## BEGIN MATERIALS PROVIDED
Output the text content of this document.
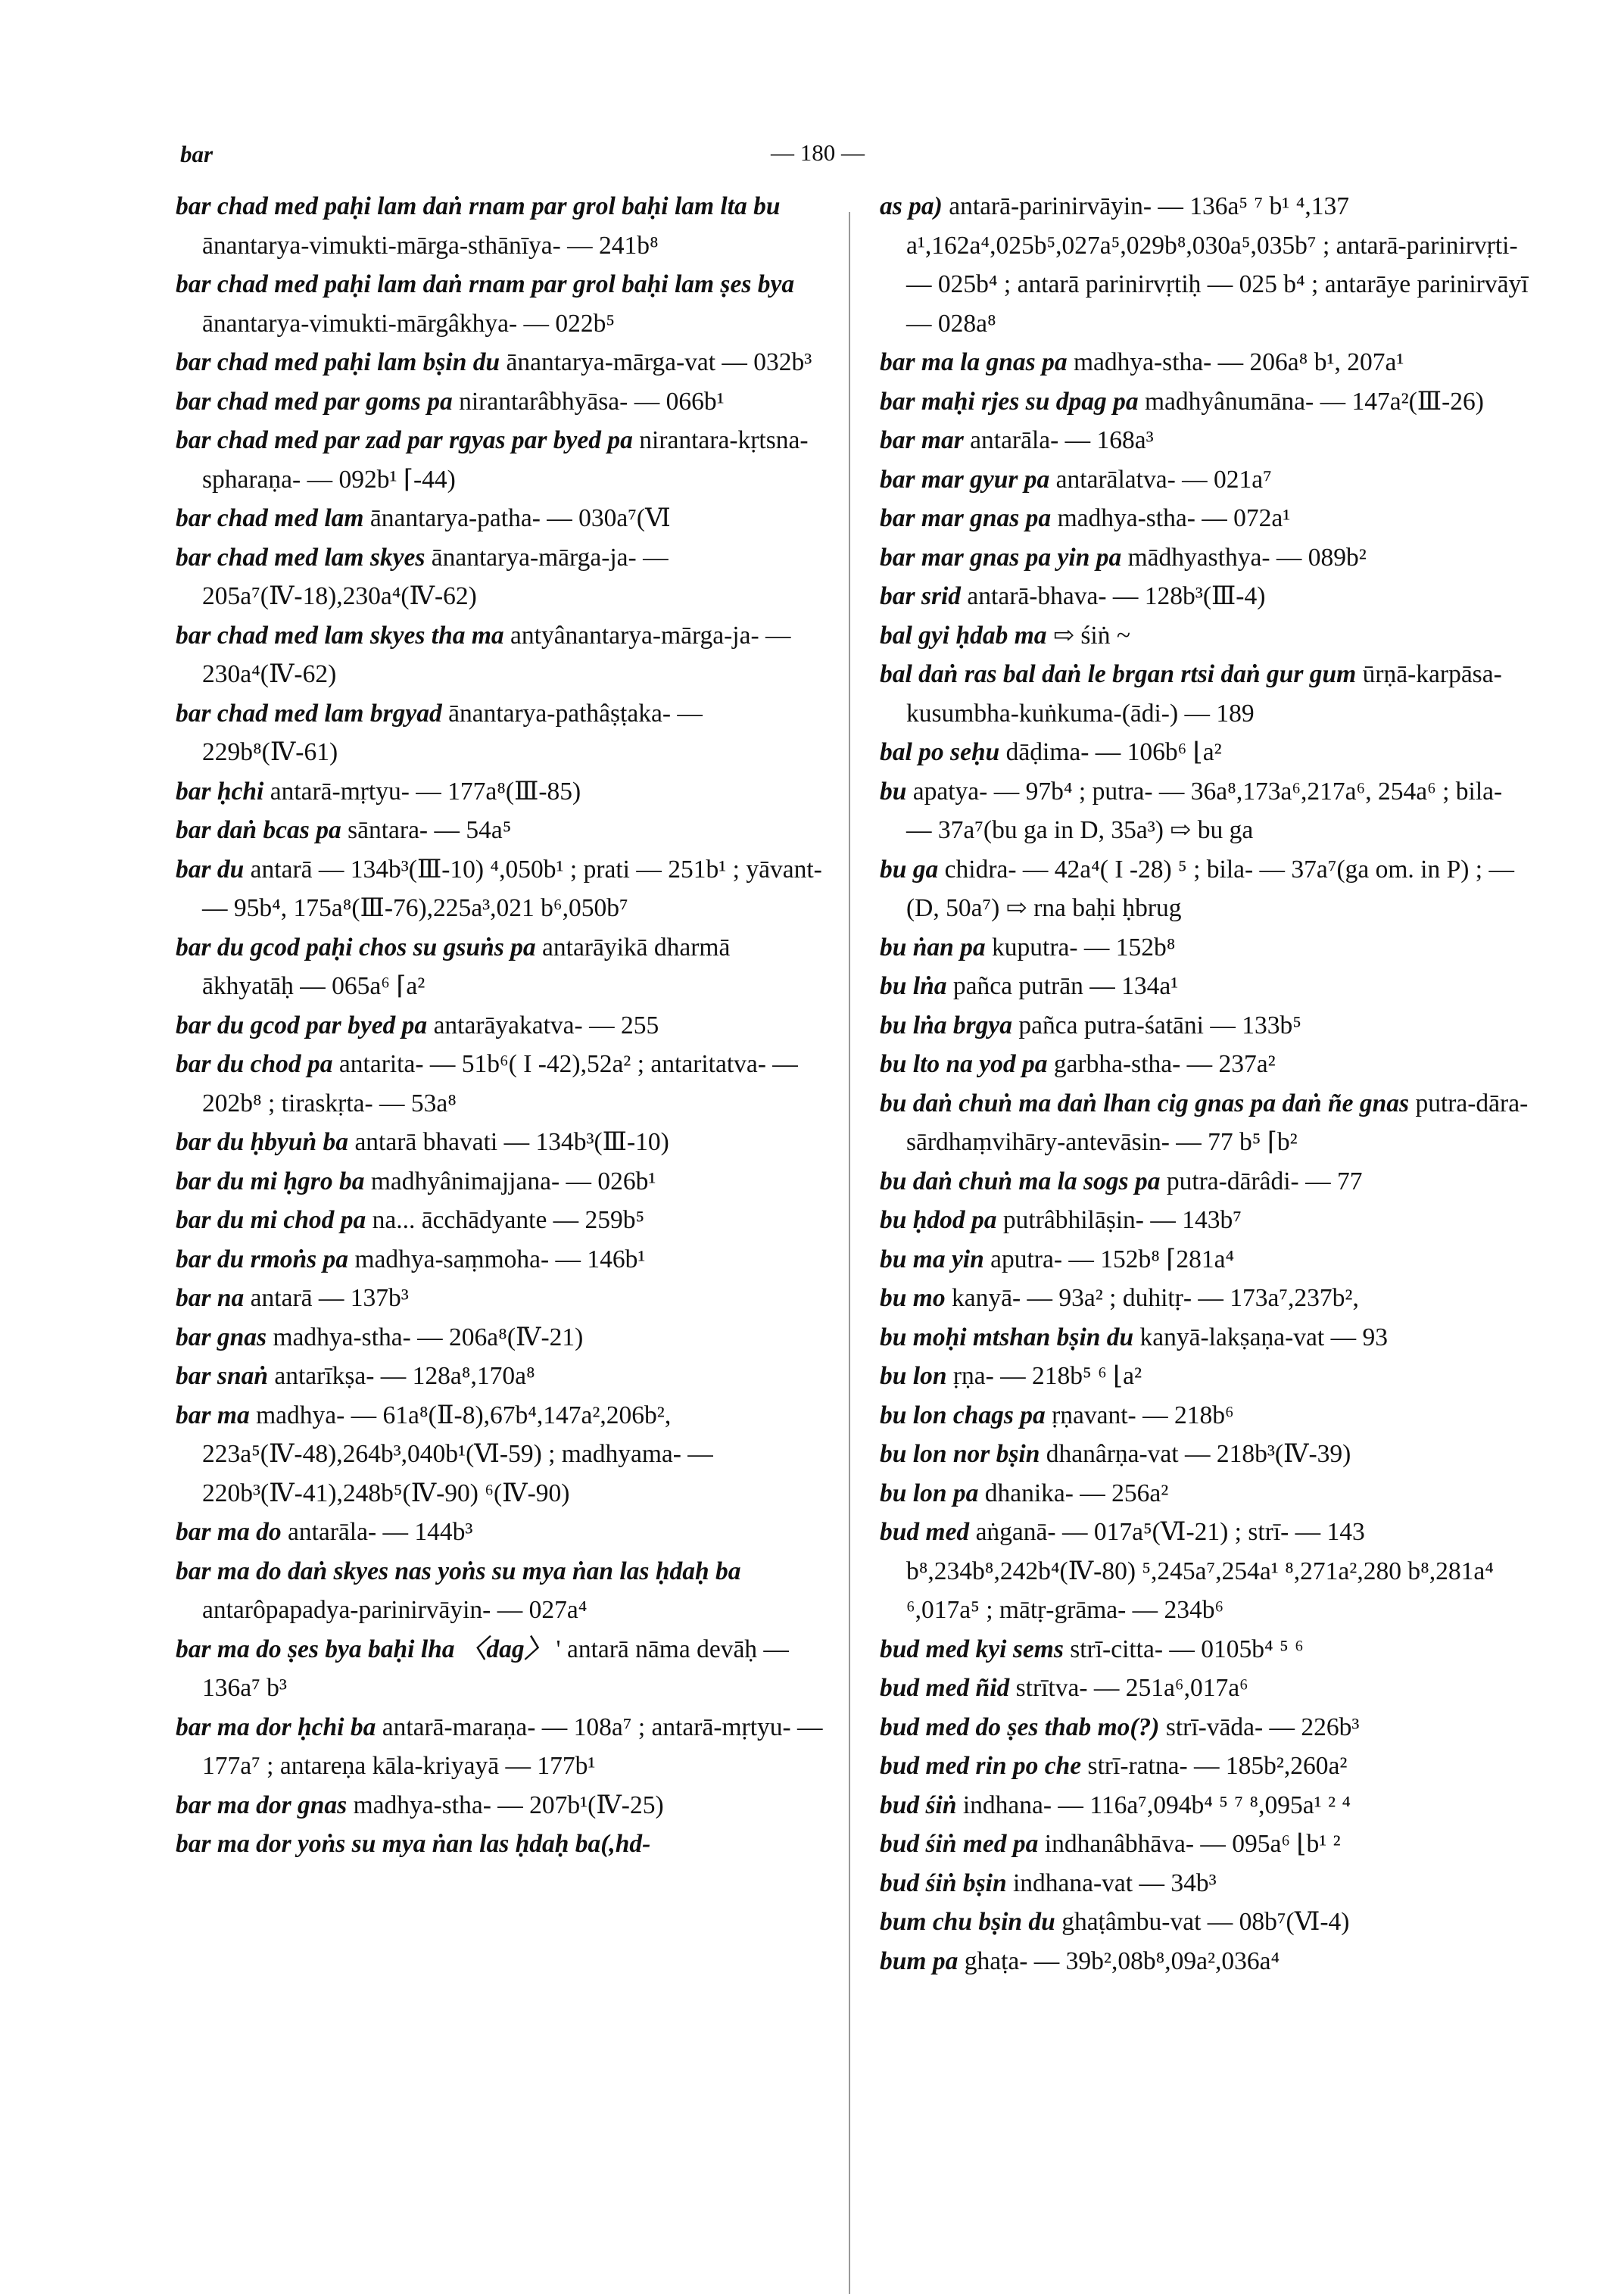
bar	— 180 —

bar chad med paḥi lam daṅ rnam par grol baḥi lam lta bu ānantarya-vimukti-mārga-sthānīya- — 241b⁸

bar chad med paḥi lam daṅ rnam par grol baḥi lam ṣes bya ānantarya-vimukti-mārgâkhya- — 022b⁵

bar chad med paḥi lam bṣin du ānantarya-mārga-vat — 032b³

bar chad med par goms pa nirantarâbhyāsa- — 066b¹

bar chad med par zad par rgyas par byed pa nirantara-kṛtsna-spharaṇa- — 092b¹ ⌈-44)

bar chad med lam ānantarya-patha- — 030a⁷(Ⅵ

bar chad med lam skyes ānantarya-mārga-ja- — 205a⁷(Ⅳ-18),230a⁴(Ⅳ-62)

bar chad med lam skyes tha ma antyânantarya-mārga-ja- — 230a⁴(Ⅳ-62)

bar chad med lam brgyad ānantarya-pathâṣṭaka- — 229b⁸(Ⅳ-61)

bar ḥchi antarā-mṛtyu- — 177a⁸(Ⅲ-85)

bar daṅ bcas pa sāntara- — 54a⁵

bar du antarā — 134b³(Ⅲ-10) ⁴,050b¹ ; prati — 251b¹ ; yāvant- — 95b⁴, 175a⁸(Ⅲ-76),225a³,021 b⁶,050b⁷

bar du gcod paḥi chos su gsuṅs pa antarāyikā dharmā ākhyatāḥ — 065a⁶ ⌈a²

bar du gcod par byed pa antarāyakatva- — 255

bar du chod pa antarita- — 51b⁶( I -42),52a² ; antaritatva- — 202b⁸ ; tiraskṛta- — 53a⁸

bar du ḥbyuṅ ba antarā bhavati — 134b³(Ⅲ-10)

bar du mi ḥgro ba madhyânimajjana- — 026b¹

bar du mi chod pa na... ācchādyante — 259b⁵

bar du rmoṅs pa madhya-saṃmoha- — 146b¹

bar na antarā — 137b³

bar gnas madhya-stha- — 206a⁸(Ⅳ-21)

bar snaṅ antarīkṣa- — 128a⁸,170a⁸

bar ma madhya- — 61a⁸(Ⅱ-8),67b⁴,147a²,206b², 223a⁵(Ⅳ-48),264b³,040b¹(Ⅵ-59) ; madhyama- — 220b³(Ⅳ-41),248b⁵(Ⅳ-90) ⁶(Ⅳ-90)

bar ma do antarāla- — 144b³

bar ma do daṅ skyes nas yoṅs su mya ṅan las ḥdaḥ ba antarôpapadya-parinirvāyin- — 027a⁴

bar ma do ṣes bya baḥi lha 〈dag〉 ' antarā nāma devāḥ — 136a⁷ b³

bar ma dor ḥchi ba antarā-maraṇa- — 108a⁷ ; antarā-mṛtyu- — 177a⁷ ; antareṇa kāla-kriyayā — 177b¹

bar ma dor gnas madhya-stha- — 207b¹(Ⅳ-25)

bar ma dor yoṅs su mya ṅan las ḥdaḥ ba(,hd-

as pa) antarā-parinirvāyin- — 136a⁵ ⁷ b¹ ⁴,137 a¹,162a⁴,025b⁵,027a⁵,029b⁸,030a⁵,035b⁷ ; antarā-parinirvṛti- — 025b⁴ ; antarā parinirvṛtiḥ — 025 b⁴ ; antarāye parinirvāyī — 028a⁸

bar ma la gnas pa madhya-stha- — 206a⁸ b¹, 207a¹

bar maḥi rjes su dpag pa madhyânumāna- — 147a²(Ⅲ-26)

bar mar antarāla- — 168a³

bar mar gyur pa antarālatva- — 021a⁷

bar mar gnas pa madhya-stha- — 072a¹

bar mar gnas pa yin pa mādhyasthya- — 089b²

bar srid antarā-bhava- — 128b³(Ⅲ-4)

bal gyi ḥdab ma ⇨ śiṅ ~

bal daṅ ras bal daṅ le brgan rtsi daṅ gur gum ūrṇā-karpāsa-kusumbha-kuṅkuma-(ādi-) — 189

bal po seḥu dāḍima- — 106b⁶ ⌊a²

bu apatya- — 97b⁴ ; putra- — 36a⁸,173a⁶,217a⁶, 254a⁶ ; bila- — 37a⁷(bu ga in D, 35a³) ⇨ bu ga

bu ga chidra- — 42a⁴( I -28) ⁵ ; bila- — 37a⁷(ga om. in P) ; — (D, 50a⁷) ⇨ rna baḥi ḥbrug

bu ṅan pa kuputra- — 152b⁸

bu lṅa pañca putrān — 134a¹

bu lṅa brgya pañca putra-śatāni — 133b⁵

bu lto na yod pa garbha-stha- — 237a²

bu daṅ chuṅ ma daṅ lhan cig gnas pa daṅ ñe gnas putra-dāra-sārdhaṃvihāry-antevāsin- — 77 b⁵ ⌈b²

bu daṅ chuṅ ma la sogs pa putra-dārâdi- — 77

bu ḥdod pa putrâbhilāṣin- — 143b⁷

bu ma yin aputra- — 152b⁸ ⌈281a⁴

bu mo kanyā- — 93a² ; duhitṛ- — 173a⁷,237b²,

bu moḥi mtshan bṣin du kanyā-lakṣaṇa-vat — 93

bu lon ṛṇa- — 218b⁵ ⁶ ⌊a²

bu lon chags pa ṛṇavant- — 218b⁶

bu lon nor bṣin dhanârṇa-vat — 218b³(Ⅳ-39)

bu lon pa dhanika- — 256a²

bud med aṅganā- — 017a⁵(Ⅵ-21) ; strī- — 143 b⁸,234b⁸,242b⁴(Ⅳ-80) ⁵,245a⁷,254a¹ ⁸,271a²,280 b⁸,281a⁴ ⁶,017a⁵ ; mātṛ-grāma- — 234b⁶

bud med kyi sems strī-citta- — 0105b⁴ ⁵ ⁶

bud med ñid strītva- — 251a⁶,017a⁶

bud med do ṣes thab mo(?) strī-vāda- — 226b³

bud med rin po che strī-ratna- — 185b²,260a²

bud śiṅ indhana- — 116a⁷,094b⁴ ⁵ ⁷ ⁸,095a¹ ² ⁴

bud śiṅ med pa indhanâbhāva- — 095a⁶ ⌊b¹ ²

bud śiṅ bṣin indhana-vat — 34b³

bum chu bṣin du ghaṭâmbu-vat — 08b⁷(Ⅵ-4)

bum pa ghaṭa- — 39b²,08b⁸,09a²,036a⁴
## END MATERIALS PROVIDED
## REQUIRED WORK
Reproduce each record from above exactly; pictures do not belong in the copy.

## THE RESULT
Output the text content of this document.
bar	— 180 —

bar chad med paḥi lam daṅ rnam par grol baḥi lam lta bu ānantarya-vimukti-mārga-sthānīya- — 241b⁸

bar chad med paḥi lam daṅ rnam par grol baḥi lam ṣes bya ānantarya-vimukti-mārgâkhya- — 022b⁵

bar chad med paḥi lam bṣin du ānantarya-mārga-vat — 032b³

bar chad med par goms pa nirantarâbhyāsa- — 066b¹

bar chad med par zad par rgyas par byed pa nirantara-kṛtsna-spharaṇa- — 092b¹ ⌈-44)

bar chad med lam ānantarya-patha- — 030a⁷(Ⅵ

bar chad med lam skyes ānantarya-mārga-ja- — 205a⁷(Ⅳ-18),230a⁴(Ⅳ-62)

bar chad med lam skyes tha ma antyânantarya-mārga-ja- — 230a⁴(Ⅳ-62)

bar chad med lam brgyad ānantarya-pathâṣṭaka- — 229b⁸(Ⅳ-61)

bar ḥchi antarā-mṛtyu- — 177a⁸(Ⅲ-85)

bar daṅ bcas pa sāntara- — 54a⁵

bar du antarā — 134b³(Ⅲ-10) ⁴,050b¹ ; prati — 251b¹ ; yāvant- — 95b⁴, 175a⁸(Ⅲ-76),225a³,021 b⁶,050b⁷

bar du gcod paḥi chos su gsuṅs pa antarāyikā dharmā ākhyatāḥ — 065a⁶ ⌈a²

bar du gcod par byed pa antarāyakatva- — 255

bar du chod pa antarita- — 51b⁶( I -42),52a² ; antaritatva- — 202b⁸ ; tiraskṛta- — 53a⁸

bar du ḥbyuṅ ba antarā bhavati — 134b³(Ⅲ-10)

bar du mi ḥgro ba madhyânimajjana- — 026b¹

bar du mi chod pa na... ācchādyante — 259b⁵

bar du rmoṅs pa madhya-saṃmoha- — 146b¹

bar na antarā — 137b³

bar gnas madhya-stha- — 206a⁸(Ⅳ-21)

bar snaṅ antarīkṣa- — 128a⁸,170a⁸

bar ma madhya- — 61a⁸(Ⅱ-8),67b⁴,147a²,206b², 223a⁵(Ⅳ-48),264b³,040b¹(Ⅵ-59) ; madhyama- — 220b³(Ⅳ-41),248b⁵(Ⅳ-90) ⁶(Ⅳ-90)

bar ma do antarāla- — 144b³

bar ma do daṅ skyes nas yoṅs su mya ṅan las ḥdaḥ ba antarôpapadya-parinirvāyin- — 027a⁴

bar ma do ṣes bya baḥi lha 〈dag〉 ' antarā nāma devāḥ — 136a⁷ b³

bar ma dor ḥchi ba antarā-maraṇa- — 108a⁷ ; antarā-mṛtyu- — 177a⁷ ; antareṇa kāla-kriyayā — 177b¹

bar ma dor gnas madhya-stha- — 207b¹(Ⅳ-25)

bar ma dor yoṅs su mya ṅan las ḥdaḥ ba(,hd-

as pa) antarā-parinirvāyin- — 136a⁵ ⁷ b¹ ⁴,137 a¹,162a⁴,025b⁵,027a⁵,029b⁸,030a⁵,035b⁷ ; antarā-parinirvṛti- — 025b⁴ ; antarā parinirvṛtiḥ — 025 b⁴ ; antarāye parinirvāyī — 028a⁸

bar ma la gnas pa madhya-stha- — 206a⁸ b¹, 207a¹

bar maḥi rjes su dpag pa madhyânumāna- — 147a²(Ⅲ-26)

bar mar antarāla- — 168a³

bar mar gyur pa antarālatva- — 021a⁷

bar mar gnas pa madhya-stha- — 072a¹

bar mar gnas pa yin pa mādhyasthya- — 089b²

bar srid antarā-bhava- — 128b³(Ⅲ-4)

bal gyi ḥdab ma ⇨ śiṅ ~

bal daṅ ras bal daṅ le brgan rtsi daṅ gur gum ūrṇā-karpāsa-kusumbha-kuṅkuma-(ādi-) — 189

bal po seḥu dāḍima- — 106b⁶ ⌊a²

bu apatya- — 97b⁴ ; putra- — 36a⁸,173a⁶,217a⁶, 254a⁶ ; bila- — 37a⁷(bu ga in D, 35a³) ⇨ bu ga

bu ga chidra- — 42a⁴( I -28) ⁵ ; bila- — 37a⁷(ga om. in P) ; — (D, 50a⁷) ⇨ rna baḥi ḥbrug

bu ṅan pa kuputra- — 152b⁸

bu lṅa pañca putrān — 134a¹

bu lṅa brgya pañca putra-śatāni — 133b⁵

bu lto na yod pa garbha-stha- — 237a²

bu daṅ chuṅ ma daṅ lhan cig gnas pa daṅ ñe gnas putra-dāra-sārdhaṃvihāry-antevāsin- — 77 b⁵ ⌈b²

bu daṅ chuṅ ma la sogs pa putra-dārâdi- — 77

bu ḥdod pa putrâbhilāṣin- — 143b⁷

bu ma yin aputra- — 152b⁸ ⌈281a⁴

bu mo kanyā- — 93a² ; duhitṛ- — 173a⁷,237b²,

bu moḥi mtshan bṣin du kanyā-lakṣaṇa-vat — 93

bu lon ṛṇa- — 218b⁵ ⁶ ⌊a²

bu lon chags pa ṛṇavant- — 218b⁶

bu lon nor bṣin dhanârṇa-vat — 218b³(Ⅳ-39)

bu lon pa dhanika- — 256a²

bud med aṅganā- — 017a⁵(Ⅵ-21) ; strī- — 143 b⁸,234b⁸,242b⁴(Ⅳ-80) ⁵,245a⁷,254a¹ ⁸,271a²,280 b⁸,281a⁴ ⁶,017a⁵ ; mātṛ-grāma- — 234b⁶

bud med kyi sems strī-citta- — 0105b⁴ ⁵ ⁶

bud med ñid strītva- — 251a⁶,017a⁶

bud med do ṣes thab mo(?) strī-vāda- — 226b³

bud med rin po che strī-ratna- — 185b²,260a²

bud śiṅ indhana- — 116a⁷,094b⁴ ⁵ ⁷ ⁸,095a¹ ² ⁴

bud śiṅ med pa indhanâbhāva- — 095a⁶ ⌊b¹ ²

bud śiṅ bṣin indhana-vat — 34b³

bum chu bṣin du ghaṭâmbu-vat — 08b⁷(Ⅵ-4)

bum pa ghaṭa- — 39b²,08b⁸,09a²,036a⁴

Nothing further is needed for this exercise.